**** RECORDS SHOWN

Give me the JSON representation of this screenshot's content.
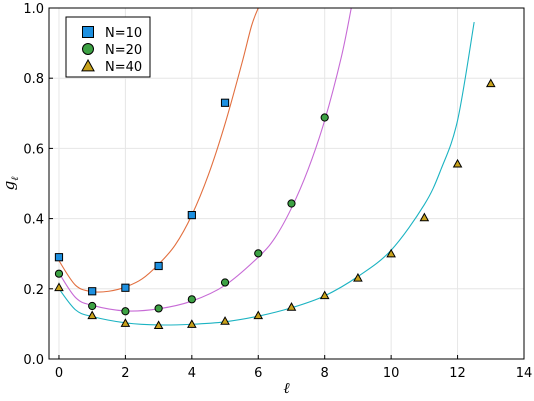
{
  "chart_data": {
    "type": "scatter",
    "xlabel": "ℓ",
    "ylabel": "g",
    "ylabel_sub": "ℓ",
    "xlim": [
      -0.3,
      14
    ],
    "ylim": [
      0,
      1
    ],
    "xticks": [
      0,
      2,
      4,
      6,
      8,
      10,
      12,
      14
    ],
    "yticks": [
      0.0,
      0.2,
      0.4,
      0.6,
      0.8,
      1.0
    ],
    "xtick_labels": [
      "0",
      "2",
      "4",
      "6",
      "8",
      "10",
      "12",
      "14"
    ],
    "ytick_labels": [
      "0.0",
      "0.2",
      "0.4",
      "0.6",
      "0.8",
      "1.0"
    ],
    "grid": true,
    "legend_position": "top-left",
    "series": [
      {
        "name": "N=10",
        "marker": "square",
        "color": "#1e90e0",
        "x": [
          0,
          1,
          2,
          3,
          4,
          5
        ],
        "y": [
          0.29,
          0.193,
          0.203,
          0.265,
          0.41,
          0.73
        ]
      },
      {
        "name": "N=20",
        "marker": "circle",
        "color": "#3da144",
        "x": [
          0,
          1,
          2,
          3,
          4,
          5,
          6,
          7,
          8
        ],
        "y": [
          0.243,
          0.151,
          0.136,
          0.144,
          0.17,
          0.218,
          0.301,
          0.443,
          0.688
        ]
      },
      {
        "name": "N=40",
        "marker": "triangle",
        "color": "#c8a21c",
        "x": [
          0,
          1,
          2,
          3,
          4,
          5,
          6,
          7,
          8,
          9,
          10,
          11,
          12,
          13
        ],
        "y": [
          0.204,
          0.124,
          0.102,
          0.096,
          0.099,
          0.108,
          0.124,
          0.148,
          0.181,
          0.231,
          0.3,
          0.403,
          0.556,
          0.785
        ]
      }
    ],
    "curves": [
      {
        "color": "#e26f3f",
        "x": [
          0,
          0.5,
          1,
          1.5,
          2,
          2.5,
          3,
          3.5,
          4,
          4.5,
          5,
          5.5,
          5.8,
          6.0
        ],
        "y": [
          0.28,
          0.21,
          0.192,
          0.193,
          0.205,
          0.228,
          0.27,
          0.325,
          0.41,
          0.525,
          0.67,
          0.84,
          0.95,
          1.0
        ]
      },
      {
        "color": "#c76bd6",
        "x": [
          0,
          0.5,
          1,
          2,
          3,
          4,
          5,
          6,
          6.5,
          7,
          7.5,
          8,
          8.5,
          8.8
        ],
        "y": [
          0.245,
          0.175,
          0.153,
          0.137,
          0.143,
          0.165,
          0.21,
          0.29,
          0.345,
          0.43,
          0.54,
          0.68,
          0.86,
          1.0
        ]
      },
      {
        "color": "#1bb3c2",
        "x": [
          0,
          0.5,
          1,
          2,
          3,
          4,
          5,
          6,
          7,
          8,
          9,
          10,
          11,
          11.5,
          12,
          12.5
        ],
        "y": [
          0.2,
          0.14,
          0.121,
          0.103,
          0.097,
          0.099,
          0.106,
          0.122,
          0.146,
          0.18,
          0.235,
          0.31,
          0.44,
          0.54,
          0.68,
          0.96
        ]
      }
    ]
  }
}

********

*REQUIRED WORK:* Make a verbatim copy of all the entries and strip out the pictures.

*TASK RESULT:*
Give me the JSON representation of this screenshot's content.
{
  "chart_data": {
    "type": "scatter",
    "xlabel": "ℓ",
    "ylabel": "g",
    "ylabel_sub": "ℓ",
    "xlim": [
      -0.3,
      14
    ],
    "ylim": [
      0,
      1
    ],
    "xticks": [
      0,
      2,
      4,
      6,
      8,
      10,
      12,
      14
    ],
    "yticks": [
      0.0,
      0.2,
      0.4,
      0.6,
      0.8,
      1.0
    ],
    "xtick_labels": [
      "0",
      "2",
      "4",
      "6",
      "8",
      "10",
      "12",
      "14"
    ],
    "ytick_labels": [
      "0.0",
      "0.2",
      "0.4",
      "0.6",
      "0.8",
      "1.0"
    ],
    "grid": true,
    "legend_position": "top-left",
    "series": [
      {
        "name": "N=10",
        "marker": "square",
        "color": "#1e90e0",
        "x": [
          0,
          1,
          2,
          3,
          4,
          5
        ],
        "y": [
          0.29,
          0.193,
          0.203,
          0.265,
          0.41,
          0.73
        ]
      },
      {
        "name": "N=20",
        "marker": "circle",
        "color": "#3da144",
        "x": [
          0,
          1,
          2,
          3,
          4,
          5,
          6,
          7,
          8
        ],
        "y": [
          0.243,
          0.151,
          0.136,
          0.144,
          0.17,
          0.218,
          0.301,
          0.443,
          0.688
        ]
      },
      {
        "name": "N=40",
        "marker": "triangle",
        "color": "#c8a21c",
        "x": [
          0,
          1,
          2,
          3,
          4,
          5,
          6,
          7,
          8,
          9,
          10,
          11,
          12,
          13
        ],
        "y": [
          0.204,
          0.124,
          0.102,
          0.096,
          0.099,
          0.108,
          0.124,
          0.148,
          0.181,
          0.231,
          0.3,
          0.403,
          0.556,
          0.785
        ]
      }
    ],
    "curves": [
      {
        "color": "#e26f3f",
        "x": [
          0,
          0.5,
          1,
          1.5,
          2,
          2.5,
          3,
          3.5,
          4,
          4.5,
          5,
          5.5,
          5.8,
          6.0
        ],
        "y": [
          0.28,
          0.21,
          0.192,
          0.193,
          0.205,
          0.228,
          0.27,
          0.325,
          0.41,
          0.525,
          0.67,
          0.84,
          0.95,
          1.0
        ]
      },
      {
        "color": "#c76bd6",
        "x": [
          0,
          0.5,
          1,
          2,
          3,
          4,
          5,
          6,
          6.5,
          7,
          7.5,
          8,
          8.5,
          8.8
        ],
        "y": [
          0.245,
          0.175,
          0.153,
          0.137,
          0.143,
          0.165,
          0.21,
          0.29,
          0.345,
          0.43,
          0.54,
          0.68,
          0.86,
          1.0
        ]
      },
      {
        "color": "#1bb3c2",
        "x": [
          0,
          0.5,
          1,
          2,
          3,
          4,
          5,
          6,
          7,
          8,
          9,
          10,
          11,
          11.5,
          12,
          12.5
        ],
        "y": [
          0.2,
          0.14,
          0.121,
          0.103,
          0.097,
          0.099,
          0.106,
          0.122,
          0.146,
          0.18,
          0.235,
          0.31,
          0.44,
          0.54,
          0.68,
          0.96
        ]
      }
    ]
  }
}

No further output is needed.